- Task requirements: All entries must be repeated exactly; do not include the pictures.

— BEGIN —

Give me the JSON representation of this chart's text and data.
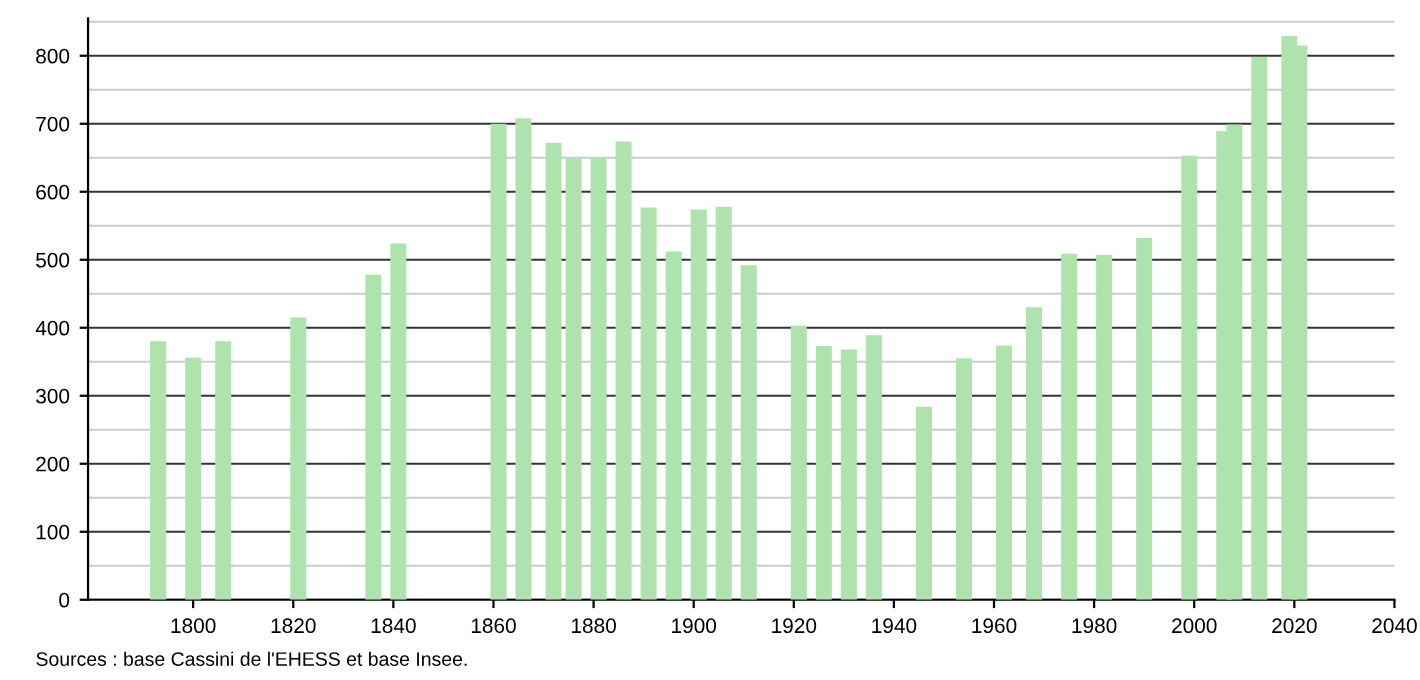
{
  "chart_data": {
    "type": "bar",
    "x": [
      1793,
      1800,
      1806,
      1821,
      1836,
      1841,
      1861,
      1866,
      1872,
      1876,
      1881,
      1886,
      1891,
      1896,
      1901,
      1906,
      1911,
      1921,
      1926,
      1931,
      1936,
      1946,
      1954,
      1962,
      1968,
      1975,
      1982,
      1990,
      1999,
      2006,
      2008,
      2013,
      2019,
      2021
    ],
    "values": [
      380,
      356,
      380,
      415,
      478,
      524,
      700,
      708,
      672,
      650,
      650,
      674,
      577,
      512,
      574,
      578,
      492,
      403,
      373,
      368,
      389,
      284,
      355,
      374,
      430,
      509,
      507,
      532,
      653,
      689,
      699,
      798,
      829,
      815
    ],
    "color": "#aee3ae",
    "xlim": [
      1779,
      2040
    ],
    "xticks": [
      1800,
      1820,
      1840,
      1860,
      1880,
      1900,
      1920,
      1940,
      1960,
      1980,
      2000,
      2020,
      2040
    ],
    "ylim": [
      0,
      855
    ],
    "yticks": [
      0,
      100,
      200,
      300,
      400,
      500,
      600,
      700,
      800
    ],
    "grid": "y",
    "annotations": [
      "Sources : base Cassini de l'EHESS et base Insee."
    ]
  }
}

— END —

- Finished exercise:
Give me the JSON representation of this chart's text and data.
{
  "chart_data": {
    "type": "bar",
    "x": [
      1793,
      1800,
      1806,
      1821,
      1836,
      1841,
      1861,
      1866,
      1872,
      1876,
      1881,
      1886,
      1891,
      1896,
      1901,
      1906,
      1911,
      1921,
      1926,
      1931,
      1936,
      1946,
      1954,
      1962,
      1968,
      1975,
      1982,
      1990,
      1999,
      2006,
      2008,
      2013,
      2019,
      2021
    ],
    "values": [
      380,
      356,
      380,
      415,
      478,
      524,
      700,
      708,
      672,
      650,
      650,
      674,
      577,
      512,
      574,
      578,
      492,
      403,
      373,
      368,
      389,
      284,
      355,
      374,
      430,
      509,
      507,
      532,
      653,
      689,
      699,
      798,
      829,
      815
    ],
    "color": "#aee3ae",
    "xlim": [
      1779,
      2040
    ],
    "xticks": [
      1800,
      1820,
      1840,
      1860,
      1880,
      1900,
      1920,
      1940,
      1960,
      1980,
      2000,
      2020,
      2040
    ],
    "ylim": [
      0,
      855
    ],
    "yticks": [
      0,
      100,
      200,
      300,
      400,
      500,
      600,
      700,
      800
    ],
    "grid": "y",
    "annotations": [
      "Sources : base Cassini de l'EHESS et base Insee."
    ]
  }
}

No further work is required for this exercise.